### GIVEN TASK
Check every line of the entries that follow, and copy the ones containing "Quick".

::::

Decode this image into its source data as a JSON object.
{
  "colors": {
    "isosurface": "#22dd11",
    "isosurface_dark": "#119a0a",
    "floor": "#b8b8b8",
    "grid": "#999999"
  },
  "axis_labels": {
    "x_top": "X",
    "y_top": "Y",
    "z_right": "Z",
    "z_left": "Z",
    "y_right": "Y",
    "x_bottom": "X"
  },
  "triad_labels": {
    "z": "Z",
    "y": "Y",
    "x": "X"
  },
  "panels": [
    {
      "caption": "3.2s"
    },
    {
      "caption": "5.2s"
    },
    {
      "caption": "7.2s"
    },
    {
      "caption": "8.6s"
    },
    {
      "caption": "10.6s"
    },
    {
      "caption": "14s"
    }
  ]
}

::::

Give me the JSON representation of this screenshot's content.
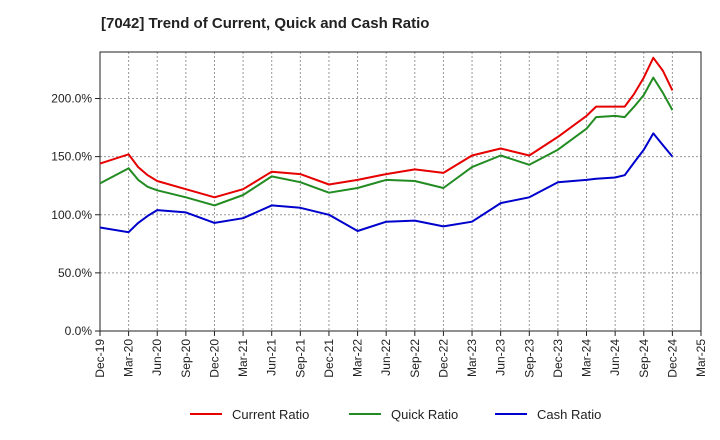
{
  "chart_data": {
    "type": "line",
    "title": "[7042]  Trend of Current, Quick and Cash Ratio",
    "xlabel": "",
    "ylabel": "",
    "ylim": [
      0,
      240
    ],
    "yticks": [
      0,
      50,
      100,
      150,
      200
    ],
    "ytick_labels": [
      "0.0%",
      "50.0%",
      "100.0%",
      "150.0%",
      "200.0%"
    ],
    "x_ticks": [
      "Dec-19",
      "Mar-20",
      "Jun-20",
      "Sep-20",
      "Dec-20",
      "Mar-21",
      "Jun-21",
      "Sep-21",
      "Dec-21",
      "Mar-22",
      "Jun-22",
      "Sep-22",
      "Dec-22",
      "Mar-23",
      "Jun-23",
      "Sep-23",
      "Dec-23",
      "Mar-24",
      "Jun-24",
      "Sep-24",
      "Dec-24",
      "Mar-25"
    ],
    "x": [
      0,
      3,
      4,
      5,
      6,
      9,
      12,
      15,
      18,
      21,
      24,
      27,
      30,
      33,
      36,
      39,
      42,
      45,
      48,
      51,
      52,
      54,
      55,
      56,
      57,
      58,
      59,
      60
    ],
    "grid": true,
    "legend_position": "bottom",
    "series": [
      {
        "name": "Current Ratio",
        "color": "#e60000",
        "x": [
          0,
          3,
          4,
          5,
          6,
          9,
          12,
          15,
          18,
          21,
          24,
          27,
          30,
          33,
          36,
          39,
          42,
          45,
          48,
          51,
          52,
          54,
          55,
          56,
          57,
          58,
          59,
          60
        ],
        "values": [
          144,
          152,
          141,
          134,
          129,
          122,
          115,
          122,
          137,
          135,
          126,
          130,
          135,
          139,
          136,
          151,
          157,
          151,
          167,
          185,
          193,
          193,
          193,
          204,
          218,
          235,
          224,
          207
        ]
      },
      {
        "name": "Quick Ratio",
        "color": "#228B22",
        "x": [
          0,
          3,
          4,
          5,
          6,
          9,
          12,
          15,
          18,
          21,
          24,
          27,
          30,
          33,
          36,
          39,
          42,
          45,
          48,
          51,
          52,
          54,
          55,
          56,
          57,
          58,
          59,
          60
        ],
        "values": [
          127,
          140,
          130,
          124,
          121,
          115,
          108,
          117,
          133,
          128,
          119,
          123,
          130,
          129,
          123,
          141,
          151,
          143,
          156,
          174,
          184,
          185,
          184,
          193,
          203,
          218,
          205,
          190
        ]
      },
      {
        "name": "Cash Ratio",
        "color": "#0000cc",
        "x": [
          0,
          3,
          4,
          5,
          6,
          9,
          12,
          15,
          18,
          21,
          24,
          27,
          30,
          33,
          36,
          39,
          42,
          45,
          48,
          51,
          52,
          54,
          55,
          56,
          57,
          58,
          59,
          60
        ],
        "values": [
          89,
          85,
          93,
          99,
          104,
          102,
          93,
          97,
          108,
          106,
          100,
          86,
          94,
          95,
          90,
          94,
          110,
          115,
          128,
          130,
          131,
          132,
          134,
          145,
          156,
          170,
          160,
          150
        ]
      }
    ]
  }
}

::::

### EXERCISE SOLUTION
    "title": "[7042]  Trend of Current, Quick and Cash Ratio",
        "name": "Quick Ratio",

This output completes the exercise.